== RECORDS SUPPLIED ==

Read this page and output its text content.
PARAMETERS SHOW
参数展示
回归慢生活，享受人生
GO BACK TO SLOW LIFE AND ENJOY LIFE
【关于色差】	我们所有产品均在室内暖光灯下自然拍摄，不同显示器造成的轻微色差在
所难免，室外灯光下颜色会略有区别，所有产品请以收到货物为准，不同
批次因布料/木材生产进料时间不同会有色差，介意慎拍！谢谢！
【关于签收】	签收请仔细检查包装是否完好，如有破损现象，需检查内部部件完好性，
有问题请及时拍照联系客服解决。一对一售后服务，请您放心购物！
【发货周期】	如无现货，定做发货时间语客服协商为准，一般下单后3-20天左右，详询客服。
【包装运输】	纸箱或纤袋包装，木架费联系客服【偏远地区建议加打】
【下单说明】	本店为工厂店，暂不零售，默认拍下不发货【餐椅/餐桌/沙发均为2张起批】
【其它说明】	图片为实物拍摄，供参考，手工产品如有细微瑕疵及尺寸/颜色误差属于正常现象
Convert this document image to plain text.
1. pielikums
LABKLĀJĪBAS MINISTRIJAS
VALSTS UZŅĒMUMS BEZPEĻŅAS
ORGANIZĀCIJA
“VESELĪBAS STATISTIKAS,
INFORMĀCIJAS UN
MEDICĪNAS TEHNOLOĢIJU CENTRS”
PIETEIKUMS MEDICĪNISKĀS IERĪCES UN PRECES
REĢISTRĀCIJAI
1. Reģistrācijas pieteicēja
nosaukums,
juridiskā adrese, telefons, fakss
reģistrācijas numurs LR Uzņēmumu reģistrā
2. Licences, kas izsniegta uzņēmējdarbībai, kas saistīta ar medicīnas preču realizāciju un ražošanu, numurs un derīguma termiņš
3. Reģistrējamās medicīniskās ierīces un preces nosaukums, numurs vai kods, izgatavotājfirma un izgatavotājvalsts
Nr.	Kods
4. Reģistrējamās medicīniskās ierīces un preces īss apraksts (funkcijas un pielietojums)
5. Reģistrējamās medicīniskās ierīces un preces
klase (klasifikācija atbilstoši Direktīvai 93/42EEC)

===

» **WHAT YOU WILL DO**: Each line above must be printed exactly as it appears.

» **EXERCISE OUTPUT**:
Read this page and output its text content.
PARAMETERS SHOW
参数展示
回归慢生活，享受人生
GO BACK TO SLOW LIFE AND ENJOY LIFE
【关于色差】	我们所有产品均在室内暖光灯下自然拍摄，不同显示器造成的轻微色差在
所难免，室外灯光下颜色会略有区别，所有产品请以收到货物为准，不同
批次因布料/木材生产进料时间不同会有色差，介意慎拍！谢谢！
【关于签收】	签收请仔细检查包装是否完好，如有破损现象，需检查内部部件完好性，
有问题请及时拍照联系客服解决。一对一售后服务，请您放心购物！
【发货周期】	如无现货，定做发货时间语客服协商为准，一般下单后3-20天左右，详询客服。
【包装运输】	纸箱或纤袋包装，木架费联系客服【偏远地区建议加打】
【下单说明】	本店为工厂店，暂不零售，默认拍下不发货【餐椅/餐桌/沙发均为2张起批】
【其它说明】	图片为实物拍摄，供参考，手工产品如有细微瑕疵及尺寸/颜色误差属于正常现象
Convert this document image to plain text.
1. pielikums
LABKLĀJĪBAS MINISTRIJAS
VALSTS UZŅĒMUMS BEZPEĻŅAS
ORGANIZĀCIJA
“VESELĪBAS STATISTIKAS,
INFORMĀCIJAS UN
MEDICĪNAS TEHNOLOĢIJU CENTRS”
PIETEIKUMS MEDICĪNISKĀS IERĪCES UN PRECES
REĢISTRĀCIJAI
1. Reģistrācijas pieteicēja
nosaukums,
juridiskā adrese, telefons, fakss
reģistrācijas numurs LR Uzņēmumu reģistrā
2. Licences, kas izsniegta uzņēmējdarbībai, kas saistīta ar medicīnas preču realizāciju un ražošanu, numurs un derīguma termiņš
3. Reģistrējamās medicīniskās ierīces un preces nosaukums, numurs vai kods, izgatavotājfirma un izgatavotājvalsts
Nr.	Kods
4. Reģistrējamās medicīniskās ierīces un preces īss apraksts (funkcijas un pielietojums)
5. Reģistrējamās medicīniskās ierīces un preces
klase (klasifikācija atbilstoši Direktīvai 93/42EEC)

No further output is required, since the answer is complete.